La connaissance du vice caché par le vendeur du bien immobilier

La connaissance du vice caché par le vendeur du bien immobilier

Aux termes d’un acte authentique du 15 juin 2010, Mme N. a acquis une maison d’habitation pour la somme de 173.455 €.

Comme c’est classiquement le cas, une clause d’éviction de la garantie des vices cachés était insérée dans l’acte de vente.

Cette dernière stipulait que « L’acquéreur prendra l’immeuble, sous réserve des déclarations faites et des garanties consenties dans l’acte par le vendeur, dans l’état ou il se trouve au jour de l’entrée en jouissance, sans garantie de la part de ce dernier en raison des vices apparents ou cachés dont le sol, le sous-sol et les ouvrages, s’ils existent pourraient être affectés ».

Au sujet des déclarations faites par le vendeur, M.B., il était par ailleurs stipulé dans l’acte de vente que « Le vendeur déclare qu’aucune construction ou rénovation n’a été effectuée dans les dix dernières années, qu’aucun élément constitutif d’ouvrage ou équipement indissociable de l’ouvrage au sens de l’article 1792 du code civil n’a été réalisé sur cet immeuble depuis moins de dix ans ».

Se plaignant d’importantes infiltrations d’eau par la toiture de la maison, l’acquéreur a engagé le 29 décembre 2011 une action à l’encontre du vendeur en se fondant sur l’article 1641 du code civil. Son action ne visait pas la résolution de la vente mais la prise en charge par le vendeur des frais de réparation de la toiture, estimés à la somme de 16.150,96 €.

L’article 1641 du code civil dispose que « Le vendeur est tenu de la garantie à raison des défauts cachés de la chose vendue qui la rendent impropre à l'usage auquel on la destine, ou qui diminuent tellement cet usage que l'acheteur ne l'aurait pas acquise, ou n'en aurait donné qu'un moindre prix, s'il les avait connus ».

L’article 1643 du même code ajoute que le vendeur « est tenu des vices cachés, quand même il ne les aurait pas connus, à moins que, dans ce cas, il n’ait stipulé qu’il ne sera obligé à aucune garantie ».

> _CONSIGNES_
(1) D'après le texte sur le vice caché, à quelle date Mme N. a-t-elle acheté la maison ?
(2) Donnez la suite du texte sur le vice caché, en reprenant juste après sa dernière phrase.

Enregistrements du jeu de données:
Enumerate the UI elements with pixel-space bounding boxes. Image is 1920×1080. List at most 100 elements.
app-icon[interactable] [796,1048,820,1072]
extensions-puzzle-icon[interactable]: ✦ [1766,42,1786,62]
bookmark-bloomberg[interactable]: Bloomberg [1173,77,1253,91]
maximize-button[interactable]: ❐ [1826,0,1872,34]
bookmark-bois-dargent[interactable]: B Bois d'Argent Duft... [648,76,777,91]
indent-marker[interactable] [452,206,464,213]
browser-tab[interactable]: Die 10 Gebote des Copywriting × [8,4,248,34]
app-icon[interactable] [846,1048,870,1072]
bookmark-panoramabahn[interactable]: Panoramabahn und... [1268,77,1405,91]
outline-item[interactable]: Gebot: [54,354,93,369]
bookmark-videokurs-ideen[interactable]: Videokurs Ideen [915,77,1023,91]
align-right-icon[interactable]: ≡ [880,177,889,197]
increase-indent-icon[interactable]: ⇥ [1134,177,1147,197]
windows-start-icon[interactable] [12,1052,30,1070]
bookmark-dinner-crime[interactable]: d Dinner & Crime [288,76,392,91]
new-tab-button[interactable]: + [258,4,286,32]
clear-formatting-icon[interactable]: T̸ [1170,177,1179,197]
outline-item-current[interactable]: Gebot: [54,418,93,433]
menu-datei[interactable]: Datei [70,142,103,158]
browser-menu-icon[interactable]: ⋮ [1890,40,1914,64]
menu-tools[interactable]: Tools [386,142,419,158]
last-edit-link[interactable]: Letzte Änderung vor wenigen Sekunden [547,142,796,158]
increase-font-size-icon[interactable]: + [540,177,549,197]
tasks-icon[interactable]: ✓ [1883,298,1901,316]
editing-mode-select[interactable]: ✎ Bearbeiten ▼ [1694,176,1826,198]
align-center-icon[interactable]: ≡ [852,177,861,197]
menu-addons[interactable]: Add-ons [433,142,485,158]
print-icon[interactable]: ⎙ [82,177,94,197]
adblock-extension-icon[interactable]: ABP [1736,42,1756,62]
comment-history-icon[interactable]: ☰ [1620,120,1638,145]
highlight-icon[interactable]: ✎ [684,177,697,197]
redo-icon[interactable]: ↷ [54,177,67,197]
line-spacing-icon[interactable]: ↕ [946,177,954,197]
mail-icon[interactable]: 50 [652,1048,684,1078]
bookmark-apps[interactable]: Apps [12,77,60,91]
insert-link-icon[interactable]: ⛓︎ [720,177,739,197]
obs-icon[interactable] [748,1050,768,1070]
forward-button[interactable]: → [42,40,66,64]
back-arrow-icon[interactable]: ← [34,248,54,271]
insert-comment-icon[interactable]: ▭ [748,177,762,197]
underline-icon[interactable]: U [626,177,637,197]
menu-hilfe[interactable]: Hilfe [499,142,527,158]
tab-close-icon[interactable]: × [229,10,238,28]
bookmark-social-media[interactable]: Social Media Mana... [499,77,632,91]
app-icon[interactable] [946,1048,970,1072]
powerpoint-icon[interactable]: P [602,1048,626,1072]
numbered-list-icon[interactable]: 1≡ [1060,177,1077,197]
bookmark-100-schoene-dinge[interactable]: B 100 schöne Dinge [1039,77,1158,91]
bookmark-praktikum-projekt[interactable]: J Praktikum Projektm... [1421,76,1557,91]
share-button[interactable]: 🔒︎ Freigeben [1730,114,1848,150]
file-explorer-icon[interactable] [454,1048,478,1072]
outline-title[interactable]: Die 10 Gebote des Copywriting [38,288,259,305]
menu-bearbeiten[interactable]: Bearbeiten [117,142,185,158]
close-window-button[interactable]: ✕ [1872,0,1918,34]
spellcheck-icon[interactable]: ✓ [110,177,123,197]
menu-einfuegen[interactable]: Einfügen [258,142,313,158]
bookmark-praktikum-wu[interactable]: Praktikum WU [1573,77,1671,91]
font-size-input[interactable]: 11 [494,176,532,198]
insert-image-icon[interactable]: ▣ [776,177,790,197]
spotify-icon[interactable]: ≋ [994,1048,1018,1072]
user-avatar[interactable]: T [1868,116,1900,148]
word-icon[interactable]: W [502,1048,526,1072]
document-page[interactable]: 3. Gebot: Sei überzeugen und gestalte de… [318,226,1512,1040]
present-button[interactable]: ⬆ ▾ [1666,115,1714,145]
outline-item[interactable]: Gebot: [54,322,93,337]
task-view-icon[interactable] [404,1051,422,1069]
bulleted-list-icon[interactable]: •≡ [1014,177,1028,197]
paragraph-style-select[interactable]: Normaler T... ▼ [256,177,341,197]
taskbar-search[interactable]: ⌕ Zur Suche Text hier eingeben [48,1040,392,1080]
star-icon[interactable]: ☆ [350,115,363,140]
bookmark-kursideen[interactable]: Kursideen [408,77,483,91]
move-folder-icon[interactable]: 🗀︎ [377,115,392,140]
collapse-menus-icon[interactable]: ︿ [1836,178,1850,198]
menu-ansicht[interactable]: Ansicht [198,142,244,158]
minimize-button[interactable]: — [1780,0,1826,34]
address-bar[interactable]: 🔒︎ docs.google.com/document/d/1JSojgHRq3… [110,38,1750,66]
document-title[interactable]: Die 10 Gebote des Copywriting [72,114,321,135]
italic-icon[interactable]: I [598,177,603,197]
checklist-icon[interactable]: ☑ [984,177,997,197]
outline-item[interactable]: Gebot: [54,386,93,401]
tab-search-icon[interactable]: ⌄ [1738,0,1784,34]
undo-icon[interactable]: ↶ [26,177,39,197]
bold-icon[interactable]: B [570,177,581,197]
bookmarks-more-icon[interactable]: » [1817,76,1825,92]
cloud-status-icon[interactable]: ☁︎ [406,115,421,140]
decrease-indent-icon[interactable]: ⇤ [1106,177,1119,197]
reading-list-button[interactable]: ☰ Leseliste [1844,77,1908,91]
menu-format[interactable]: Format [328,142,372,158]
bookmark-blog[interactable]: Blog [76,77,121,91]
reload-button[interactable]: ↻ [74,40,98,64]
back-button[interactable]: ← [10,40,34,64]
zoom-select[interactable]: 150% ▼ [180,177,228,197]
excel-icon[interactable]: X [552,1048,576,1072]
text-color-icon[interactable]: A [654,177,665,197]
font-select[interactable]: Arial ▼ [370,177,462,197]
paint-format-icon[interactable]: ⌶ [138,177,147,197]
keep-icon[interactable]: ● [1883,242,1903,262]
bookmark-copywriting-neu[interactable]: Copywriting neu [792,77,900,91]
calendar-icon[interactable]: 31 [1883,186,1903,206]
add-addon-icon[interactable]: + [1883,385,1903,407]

> _RÉPONSES DANS L'ORDRE_
(1) Le 15 juin 2010.

(2)
En conséquence, en présence d’une clause d’exclusion de la garantie des vices cachés, l’acquéreur qui agit sur le fondement de l’article 1641 du code civil doit démontrer, d’une part, l’existence d’un vice caché affectant le bien objet de la vente et, d’autre part, le fait que l’acquéreur en avait connaissance et qu’il a dissimulé ce vice.

En l’espèce, après avoir constaté que les infiltrations d’eau constituent bien la manifestation d’un vice caché, la Cour d’appel de Versailles écarte toutefois la responsabilité du vendeur en retenant que la preuve de sa mauvaise foi n’est pas rapportée.

Plus particulièrement, le fait qu’il n’ait pas été précisé dans l’acte de vente que des travaux ont été réalisés sur la toiture par le vendeur ne signe pas de sa part une volonté de dissimulation de ces travaux « et ne saurait en tout état de cause faire la preuve de ce qu’il avait connaissance du vice les affectant ».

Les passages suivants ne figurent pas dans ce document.